*Direction:* In the data below, locate each line with the word "xlabel" and list it.
+ + + + + + +
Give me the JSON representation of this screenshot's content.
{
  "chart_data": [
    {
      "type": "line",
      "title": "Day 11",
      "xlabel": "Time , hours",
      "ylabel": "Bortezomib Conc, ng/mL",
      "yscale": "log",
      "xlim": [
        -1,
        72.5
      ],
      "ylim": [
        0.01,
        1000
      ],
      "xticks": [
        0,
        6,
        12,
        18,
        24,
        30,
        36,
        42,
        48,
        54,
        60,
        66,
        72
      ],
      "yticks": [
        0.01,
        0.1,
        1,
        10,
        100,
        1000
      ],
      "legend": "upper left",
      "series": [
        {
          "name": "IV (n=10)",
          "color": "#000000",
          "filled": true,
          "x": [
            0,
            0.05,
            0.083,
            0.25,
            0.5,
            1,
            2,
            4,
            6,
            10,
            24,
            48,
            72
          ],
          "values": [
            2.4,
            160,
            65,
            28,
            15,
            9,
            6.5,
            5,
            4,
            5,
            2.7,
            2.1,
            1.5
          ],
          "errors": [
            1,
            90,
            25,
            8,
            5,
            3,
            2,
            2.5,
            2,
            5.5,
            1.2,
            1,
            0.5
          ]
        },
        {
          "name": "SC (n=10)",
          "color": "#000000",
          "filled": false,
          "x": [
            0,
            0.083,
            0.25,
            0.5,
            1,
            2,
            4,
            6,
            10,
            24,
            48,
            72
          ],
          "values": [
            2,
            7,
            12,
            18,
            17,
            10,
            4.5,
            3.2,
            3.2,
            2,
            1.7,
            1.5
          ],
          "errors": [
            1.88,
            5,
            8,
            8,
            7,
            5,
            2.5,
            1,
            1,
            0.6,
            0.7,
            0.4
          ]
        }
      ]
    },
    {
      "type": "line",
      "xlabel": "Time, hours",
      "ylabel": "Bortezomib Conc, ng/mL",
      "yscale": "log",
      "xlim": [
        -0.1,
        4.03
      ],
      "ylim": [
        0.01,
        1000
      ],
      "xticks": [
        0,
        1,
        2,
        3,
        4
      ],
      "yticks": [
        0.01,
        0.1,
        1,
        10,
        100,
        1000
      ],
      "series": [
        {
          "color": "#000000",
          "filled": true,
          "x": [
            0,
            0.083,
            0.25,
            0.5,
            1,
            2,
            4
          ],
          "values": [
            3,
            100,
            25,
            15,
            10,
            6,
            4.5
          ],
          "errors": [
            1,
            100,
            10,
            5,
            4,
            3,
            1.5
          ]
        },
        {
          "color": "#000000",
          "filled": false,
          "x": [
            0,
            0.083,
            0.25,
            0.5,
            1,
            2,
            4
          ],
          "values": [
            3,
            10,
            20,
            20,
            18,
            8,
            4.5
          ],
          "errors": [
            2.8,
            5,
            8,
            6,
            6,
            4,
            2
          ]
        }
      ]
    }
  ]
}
+ + + + + + +
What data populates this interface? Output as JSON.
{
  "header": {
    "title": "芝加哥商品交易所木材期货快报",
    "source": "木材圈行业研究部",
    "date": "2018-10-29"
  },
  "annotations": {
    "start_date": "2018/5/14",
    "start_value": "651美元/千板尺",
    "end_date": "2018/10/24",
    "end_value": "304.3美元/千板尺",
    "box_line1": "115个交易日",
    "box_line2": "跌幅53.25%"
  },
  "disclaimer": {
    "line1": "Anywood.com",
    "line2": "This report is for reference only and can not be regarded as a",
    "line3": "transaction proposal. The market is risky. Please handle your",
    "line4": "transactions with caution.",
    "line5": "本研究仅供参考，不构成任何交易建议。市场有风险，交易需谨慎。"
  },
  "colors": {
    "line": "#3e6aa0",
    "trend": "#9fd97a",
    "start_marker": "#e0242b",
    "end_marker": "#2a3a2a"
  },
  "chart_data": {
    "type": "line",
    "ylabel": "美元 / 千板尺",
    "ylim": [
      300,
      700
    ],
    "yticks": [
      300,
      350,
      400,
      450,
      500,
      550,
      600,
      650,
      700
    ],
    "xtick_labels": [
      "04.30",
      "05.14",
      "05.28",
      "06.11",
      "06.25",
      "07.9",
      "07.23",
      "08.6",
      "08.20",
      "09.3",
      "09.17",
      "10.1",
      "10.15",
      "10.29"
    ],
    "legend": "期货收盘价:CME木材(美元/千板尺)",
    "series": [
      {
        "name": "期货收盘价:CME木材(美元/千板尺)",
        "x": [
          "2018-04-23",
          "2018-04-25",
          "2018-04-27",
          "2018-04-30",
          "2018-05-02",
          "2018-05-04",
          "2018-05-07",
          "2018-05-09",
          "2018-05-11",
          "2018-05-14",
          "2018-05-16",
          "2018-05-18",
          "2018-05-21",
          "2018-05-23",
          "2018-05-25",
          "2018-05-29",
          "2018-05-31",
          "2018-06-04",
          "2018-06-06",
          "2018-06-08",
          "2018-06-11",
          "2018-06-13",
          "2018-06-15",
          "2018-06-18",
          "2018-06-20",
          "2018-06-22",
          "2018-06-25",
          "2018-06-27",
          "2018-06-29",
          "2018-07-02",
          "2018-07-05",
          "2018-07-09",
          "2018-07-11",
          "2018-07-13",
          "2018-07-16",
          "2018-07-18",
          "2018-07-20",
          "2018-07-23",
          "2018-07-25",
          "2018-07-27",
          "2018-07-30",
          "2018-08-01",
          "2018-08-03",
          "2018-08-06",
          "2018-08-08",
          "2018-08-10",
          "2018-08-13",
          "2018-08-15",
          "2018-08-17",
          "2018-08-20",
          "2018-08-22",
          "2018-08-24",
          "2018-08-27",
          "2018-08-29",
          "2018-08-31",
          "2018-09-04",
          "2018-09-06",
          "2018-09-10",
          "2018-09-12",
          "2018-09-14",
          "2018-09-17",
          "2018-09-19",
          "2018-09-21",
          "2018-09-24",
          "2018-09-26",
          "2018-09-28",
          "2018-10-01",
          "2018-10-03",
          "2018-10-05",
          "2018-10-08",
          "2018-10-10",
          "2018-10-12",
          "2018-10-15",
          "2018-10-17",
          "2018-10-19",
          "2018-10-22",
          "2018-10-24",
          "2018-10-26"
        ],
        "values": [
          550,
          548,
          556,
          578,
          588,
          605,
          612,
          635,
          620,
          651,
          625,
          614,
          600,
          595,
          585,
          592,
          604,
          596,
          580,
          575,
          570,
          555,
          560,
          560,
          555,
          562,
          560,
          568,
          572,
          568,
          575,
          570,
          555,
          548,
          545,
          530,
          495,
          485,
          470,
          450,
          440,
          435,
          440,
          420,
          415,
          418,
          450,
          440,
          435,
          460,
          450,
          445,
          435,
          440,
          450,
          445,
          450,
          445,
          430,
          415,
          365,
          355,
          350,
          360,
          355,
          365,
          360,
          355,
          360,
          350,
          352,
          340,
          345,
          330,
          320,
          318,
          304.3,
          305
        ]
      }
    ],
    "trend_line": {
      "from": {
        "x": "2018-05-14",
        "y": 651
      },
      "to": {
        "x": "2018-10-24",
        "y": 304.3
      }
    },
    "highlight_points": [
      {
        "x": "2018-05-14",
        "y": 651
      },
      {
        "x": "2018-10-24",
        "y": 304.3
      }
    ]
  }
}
+ + + + + + +
*Task output:*
      "xlabel": "Time , hours",
      "xlabel": "Time, hours",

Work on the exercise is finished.